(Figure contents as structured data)
[START]

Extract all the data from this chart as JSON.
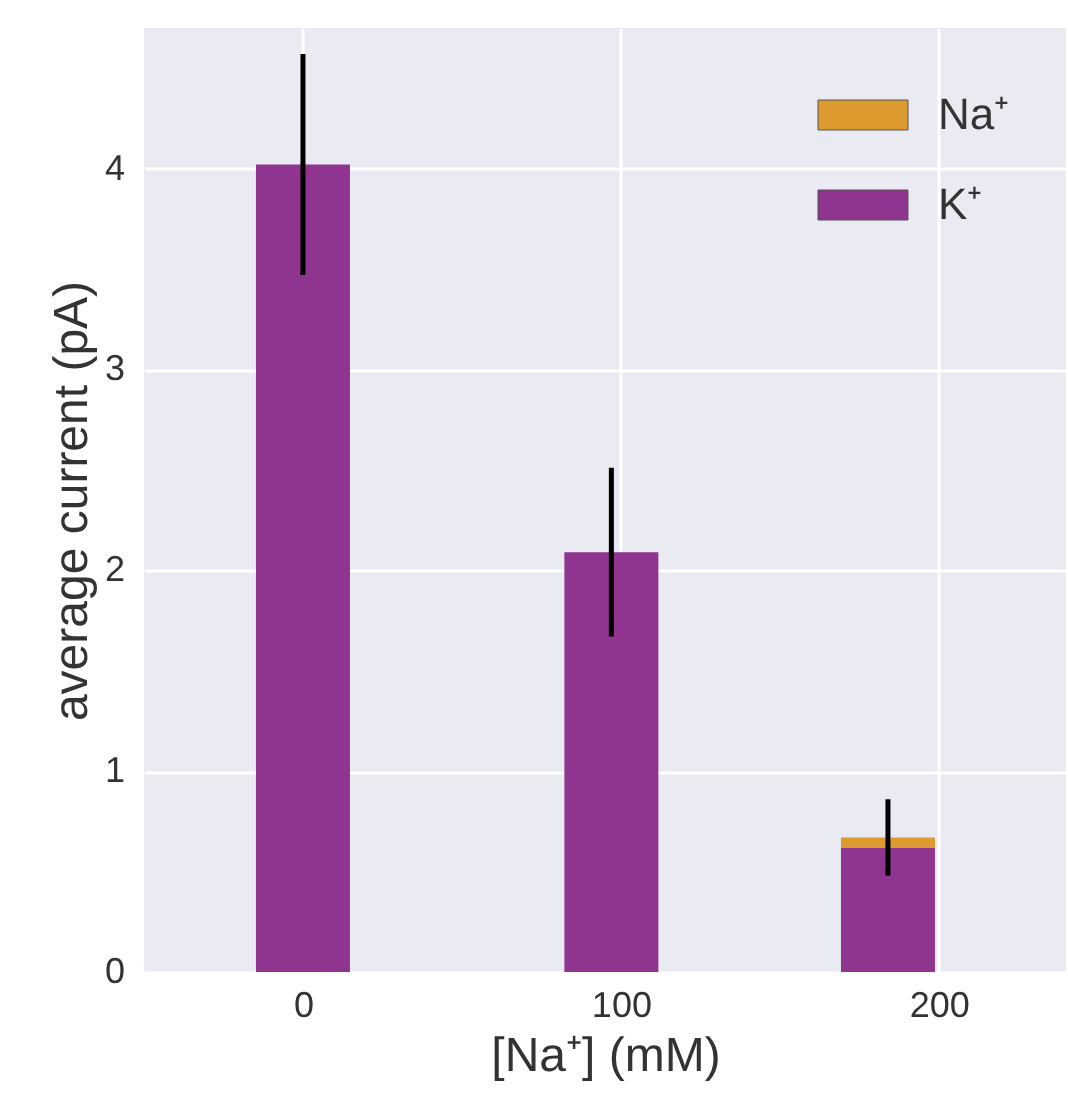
{
  "chart_data": {
    "type": "bar",
    "xlabel": "[Na⁺] (mM)",
    "ylabel": "average current (pA)",
    "x": [
      0,
      97,
      184
    ],
    "stacked": true,
    "series": [
      {
        "name": "K⁺",
        "color": "#8f3590",
        "values": [
          4.02,
          2.09,
          0.62
        ]
      },
      {
        "name": "Na⁺",
        "color": "#dd9a2f",
        "values": [
          0,
          0,
          0.05
        ],
        "errors": [
          0.55,
          0.42,
          0.19
        ]
      }
    ],
    "xlim": [
      -50,
      240
    ],
    "xticks": [
      0,
      100,
      200
    ],
    "ylim": [
      0,
      4.7
    ],
    "yticks": [
      0,
      1,
      2,
      3,
      4
    ],
    "grid": true,
    "legend": "top right"
  }
}
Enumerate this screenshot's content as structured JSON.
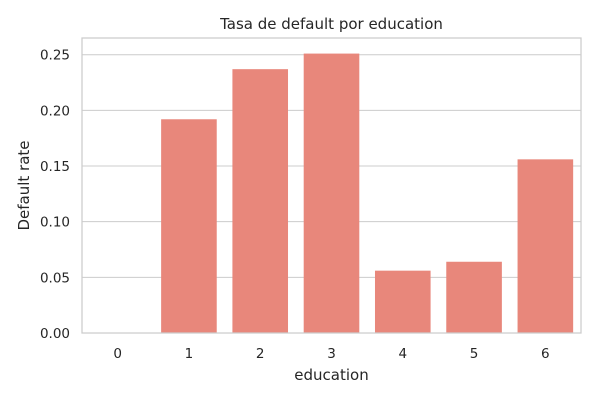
{
  "chart_data": {
    "type": "bar",
    "title": "Tasa de default por education",
    "xlabel": "education",
    "ylabel": "Default rate",
    "categories": [
      "0",
      "1",
      "2",
      "3",
      "4",
      "5",
      "6"
    ],
    "values": [
      0.0,
      0.192,
      0.237,
      0.251,
      0.056,
      0.064,
      0.156
    ],
    "ylim": [
      0,
      0.265
    ],
    "yticks": [
      "0.00",
      "0.05",
      "0.10",
      "0.15",
      "0.20",
      "0.25"
    ],
    "grid": true,
    "bar_color": "#e8877b"
  }
}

[END]

◆ Problem details: Without the pictures, print the whole listing exactly as given.

◆ Answer for this exercise:
Extract all the data from this chart as JSON.
{
  "chart_data": {
    "type": "bar",
    "xlabel": "[Na⁺] (mM)",
    "ylabel": "average current (pA)",
    "x": [
      0,
      97,
      184
    ],
    "stacked": true,
    "series": [
      {
        "name": "K⁺",
        "color": "#8f3590",
        "values": [
          4.02,
          2.09,
          0.62
        ]
      },
      {
        "name": "Na⁺",
        "color": "#dd9a2f",
        "values": [
          0,
          0,
          0.05
        ],
        "errors": [
          0.55,
          0.42,
          0.19
        ]
      }
    ],
    "xlim": [
      -50,
      240
    ],
    "xticks": [
      0,
      100,
      200
    ],
    "ylim": [
      0,
      4.7
    ],
    "yticks": [
      0,
      1,
      2,
      3,
      4
    ],
    "grid": true,
    "legend": "top right"
  }
}
Enumerate this screenshot's content as structured JSON.
{
  "chart_data": {
    "type": "bar",
    "title": "Tasa de default por education",
    "xlabel": "education",
    "ylabel": "Default rate",
    "categories": [
      "0",
      "1",
      "2",
      "3",
      "4",
      "5",
      "6"
    ],
    "values": [
      0.0,
      0.192,
      0.237,
      0.251,
      0.056,
      0.064,
      0.156
    ],
    "ylim": [
      0,
      0.265
    ],
    "yticks": [
      "0.00",
      "0.05",
      "0.10",
      "0.15",
      "0.20",
      "0.25"
    ],
    "grid": true,
    "bar_color": "#e8877b"
  }
}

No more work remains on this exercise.